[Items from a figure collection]
[Begin]
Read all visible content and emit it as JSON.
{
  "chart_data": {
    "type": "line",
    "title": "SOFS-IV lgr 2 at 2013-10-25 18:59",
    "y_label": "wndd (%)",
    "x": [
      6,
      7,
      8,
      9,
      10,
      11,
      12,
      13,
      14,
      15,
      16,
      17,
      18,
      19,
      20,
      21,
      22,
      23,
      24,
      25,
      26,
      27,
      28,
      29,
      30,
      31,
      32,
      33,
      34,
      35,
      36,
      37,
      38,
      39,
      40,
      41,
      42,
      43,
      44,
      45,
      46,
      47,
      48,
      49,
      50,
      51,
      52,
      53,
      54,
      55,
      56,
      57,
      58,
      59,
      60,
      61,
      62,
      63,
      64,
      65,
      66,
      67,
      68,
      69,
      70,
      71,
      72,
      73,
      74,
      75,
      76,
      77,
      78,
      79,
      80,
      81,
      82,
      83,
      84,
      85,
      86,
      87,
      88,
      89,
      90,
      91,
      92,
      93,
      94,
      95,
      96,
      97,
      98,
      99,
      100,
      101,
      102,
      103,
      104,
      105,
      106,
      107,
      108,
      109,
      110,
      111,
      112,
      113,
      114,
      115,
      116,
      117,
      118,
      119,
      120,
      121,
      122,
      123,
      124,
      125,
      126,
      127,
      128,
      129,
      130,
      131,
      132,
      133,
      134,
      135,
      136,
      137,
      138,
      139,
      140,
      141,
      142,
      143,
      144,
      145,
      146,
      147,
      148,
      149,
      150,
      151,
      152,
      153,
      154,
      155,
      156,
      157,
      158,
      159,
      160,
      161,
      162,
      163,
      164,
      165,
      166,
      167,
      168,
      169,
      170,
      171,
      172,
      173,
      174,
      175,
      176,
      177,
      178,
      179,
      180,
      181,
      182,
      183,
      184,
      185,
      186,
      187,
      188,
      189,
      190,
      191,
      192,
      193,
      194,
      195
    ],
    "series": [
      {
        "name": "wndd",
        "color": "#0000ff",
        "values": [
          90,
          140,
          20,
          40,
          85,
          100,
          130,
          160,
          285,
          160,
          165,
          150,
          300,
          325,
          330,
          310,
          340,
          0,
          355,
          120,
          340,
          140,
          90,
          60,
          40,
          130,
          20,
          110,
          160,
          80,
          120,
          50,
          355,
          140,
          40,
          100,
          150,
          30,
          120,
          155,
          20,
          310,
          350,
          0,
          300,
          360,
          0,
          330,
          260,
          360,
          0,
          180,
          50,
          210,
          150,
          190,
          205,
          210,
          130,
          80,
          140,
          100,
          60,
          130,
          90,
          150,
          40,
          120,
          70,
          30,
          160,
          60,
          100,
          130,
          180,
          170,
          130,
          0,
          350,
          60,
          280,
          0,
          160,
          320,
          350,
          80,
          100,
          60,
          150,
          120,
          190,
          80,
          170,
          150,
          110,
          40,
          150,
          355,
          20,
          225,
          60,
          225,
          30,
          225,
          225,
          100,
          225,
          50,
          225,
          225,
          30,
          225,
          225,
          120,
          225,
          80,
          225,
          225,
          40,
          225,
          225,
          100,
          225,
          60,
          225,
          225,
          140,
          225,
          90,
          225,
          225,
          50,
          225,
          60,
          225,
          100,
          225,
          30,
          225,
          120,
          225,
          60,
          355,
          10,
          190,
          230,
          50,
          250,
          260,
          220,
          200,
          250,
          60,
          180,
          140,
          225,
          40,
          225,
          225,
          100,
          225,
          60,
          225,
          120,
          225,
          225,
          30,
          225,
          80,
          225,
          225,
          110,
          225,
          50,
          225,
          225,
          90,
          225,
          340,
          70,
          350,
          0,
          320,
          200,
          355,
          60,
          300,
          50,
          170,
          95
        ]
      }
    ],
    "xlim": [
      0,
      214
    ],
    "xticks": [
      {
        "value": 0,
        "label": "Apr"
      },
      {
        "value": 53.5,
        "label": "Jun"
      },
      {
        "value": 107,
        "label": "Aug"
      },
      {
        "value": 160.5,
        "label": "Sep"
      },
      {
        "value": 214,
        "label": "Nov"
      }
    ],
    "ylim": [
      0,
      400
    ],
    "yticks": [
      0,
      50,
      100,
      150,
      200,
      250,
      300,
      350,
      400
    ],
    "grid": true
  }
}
[End]
[Begin]
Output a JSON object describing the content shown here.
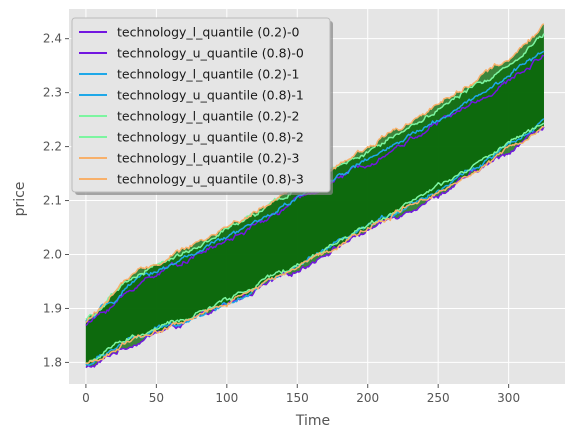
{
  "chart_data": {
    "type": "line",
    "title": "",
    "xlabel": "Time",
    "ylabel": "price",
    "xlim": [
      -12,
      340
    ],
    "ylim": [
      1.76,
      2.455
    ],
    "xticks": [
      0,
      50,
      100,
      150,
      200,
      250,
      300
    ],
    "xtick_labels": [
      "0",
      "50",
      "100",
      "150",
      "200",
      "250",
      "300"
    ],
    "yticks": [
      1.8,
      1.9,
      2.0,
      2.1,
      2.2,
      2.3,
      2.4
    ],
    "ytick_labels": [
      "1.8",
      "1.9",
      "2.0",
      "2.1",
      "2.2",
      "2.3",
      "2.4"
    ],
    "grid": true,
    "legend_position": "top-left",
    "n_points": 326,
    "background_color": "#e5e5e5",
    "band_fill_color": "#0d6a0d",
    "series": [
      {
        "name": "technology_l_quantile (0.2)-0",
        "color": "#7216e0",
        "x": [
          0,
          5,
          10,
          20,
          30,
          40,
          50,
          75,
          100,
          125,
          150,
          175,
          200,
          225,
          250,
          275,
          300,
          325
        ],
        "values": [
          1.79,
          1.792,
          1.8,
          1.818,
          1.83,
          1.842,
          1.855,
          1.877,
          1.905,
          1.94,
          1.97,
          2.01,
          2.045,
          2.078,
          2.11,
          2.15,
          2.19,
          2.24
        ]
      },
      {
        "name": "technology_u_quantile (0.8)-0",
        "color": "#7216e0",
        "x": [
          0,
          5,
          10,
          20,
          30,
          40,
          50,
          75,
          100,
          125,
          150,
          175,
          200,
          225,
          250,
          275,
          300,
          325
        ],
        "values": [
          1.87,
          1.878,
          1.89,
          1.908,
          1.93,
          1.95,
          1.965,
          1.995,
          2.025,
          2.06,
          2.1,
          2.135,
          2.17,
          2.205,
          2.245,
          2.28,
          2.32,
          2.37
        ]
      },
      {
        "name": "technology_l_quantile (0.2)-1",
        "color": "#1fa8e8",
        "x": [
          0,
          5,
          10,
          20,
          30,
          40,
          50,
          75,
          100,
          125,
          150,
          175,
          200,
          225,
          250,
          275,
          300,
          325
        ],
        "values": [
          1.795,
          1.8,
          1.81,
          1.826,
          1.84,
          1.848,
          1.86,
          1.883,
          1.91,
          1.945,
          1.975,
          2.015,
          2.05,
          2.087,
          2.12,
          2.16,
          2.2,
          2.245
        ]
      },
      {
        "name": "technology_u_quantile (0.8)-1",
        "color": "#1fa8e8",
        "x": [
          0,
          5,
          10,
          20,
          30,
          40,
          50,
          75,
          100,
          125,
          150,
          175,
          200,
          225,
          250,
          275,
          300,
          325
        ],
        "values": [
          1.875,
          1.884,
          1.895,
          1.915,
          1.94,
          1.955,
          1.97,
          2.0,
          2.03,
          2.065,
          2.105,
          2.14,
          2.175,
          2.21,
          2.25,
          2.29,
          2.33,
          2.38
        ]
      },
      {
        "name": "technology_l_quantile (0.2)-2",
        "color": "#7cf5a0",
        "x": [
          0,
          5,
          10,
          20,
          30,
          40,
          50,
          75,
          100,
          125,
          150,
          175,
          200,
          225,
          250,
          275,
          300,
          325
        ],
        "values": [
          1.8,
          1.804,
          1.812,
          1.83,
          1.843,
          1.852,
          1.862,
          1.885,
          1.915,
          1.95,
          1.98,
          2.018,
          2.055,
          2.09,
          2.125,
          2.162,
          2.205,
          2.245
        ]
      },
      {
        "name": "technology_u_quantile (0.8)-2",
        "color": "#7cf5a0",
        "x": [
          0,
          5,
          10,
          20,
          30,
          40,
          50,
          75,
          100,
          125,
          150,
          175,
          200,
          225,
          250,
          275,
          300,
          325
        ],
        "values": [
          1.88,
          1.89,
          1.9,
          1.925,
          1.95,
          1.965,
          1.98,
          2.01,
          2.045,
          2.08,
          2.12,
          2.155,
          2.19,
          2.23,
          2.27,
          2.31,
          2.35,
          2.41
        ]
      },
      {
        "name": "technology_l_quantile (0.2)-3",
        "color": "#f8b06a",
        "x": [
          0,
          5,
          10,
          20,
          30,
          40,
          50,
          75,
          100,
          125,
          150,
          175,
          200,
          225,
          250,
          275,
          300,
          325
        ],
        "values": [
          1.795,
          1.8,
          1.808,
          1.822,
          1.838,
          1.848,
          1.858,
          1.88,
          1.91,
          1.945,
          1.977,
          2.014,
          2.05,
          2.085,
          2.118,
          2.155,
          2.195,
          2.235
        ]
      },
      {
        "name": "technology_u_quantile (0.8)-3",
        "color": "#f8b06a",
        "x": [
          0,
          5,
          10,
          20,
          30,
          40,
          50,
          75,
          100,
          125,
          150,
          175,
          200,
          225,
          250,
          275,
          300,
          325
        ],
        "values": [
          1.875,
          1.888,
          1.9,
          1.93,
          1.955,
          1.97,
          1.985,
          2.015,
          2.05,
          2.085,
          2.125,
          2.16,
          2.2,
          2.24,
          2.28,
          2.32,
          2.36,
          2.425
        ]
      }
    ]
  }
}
[End]
= WHAT THE TASK REQUIRES =
Identify and copy the lines holding the word "JSON".

= FULL ANSWER =
Read all visible content and emit it as JSON.
Output a JSON object describing the content shown here.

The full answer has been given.